Exercise objective ▸ Give the entries again, word for word.

━━━━

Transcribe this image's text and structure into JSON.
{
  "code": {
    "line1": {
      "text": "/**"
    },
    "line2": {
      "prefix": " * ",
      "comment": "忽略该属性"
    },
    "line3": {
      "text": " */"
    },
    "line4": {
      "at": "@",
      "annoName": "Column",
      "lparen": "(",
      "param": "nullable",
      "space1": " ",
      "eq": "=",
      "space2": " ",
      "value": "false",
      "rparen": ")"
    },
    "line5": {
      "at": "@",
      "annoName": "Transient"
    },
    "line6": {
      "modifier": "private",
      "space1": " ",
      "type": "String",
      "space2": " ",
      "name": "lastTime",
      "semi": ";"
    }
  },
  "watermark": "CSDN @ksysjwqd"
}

━━━━

Task response ▸
Transcribe this image's text and structure into JSON.
{
  "code": {
    "line1": {
      "text": "/**"
    },
    "line2": {
      "prefix": " * ",
      "comment": "忽略该属性"
    },
    "line3": {
      "text": " */"
    },
    "line4": {
      "at": "@",
      "annoName": "Column",
      "lparen": "(",
      "param": "nullable",
      "space1": " ",
      "eq": "=",
      "space2": " ",
      "value": "false",
      "rparen": ")"
    },
    "line5": {
      "at": "@",
      "annoName": "Transient"
    },
    "line6": {
      "modifier": "private",
      "space1": " ",
      "type": "String",
      "space2": " ",
      "name": "lastTime",
      "semi": ";"
    }
  },
  "watermark": "CSDN @ksysjwqd"
}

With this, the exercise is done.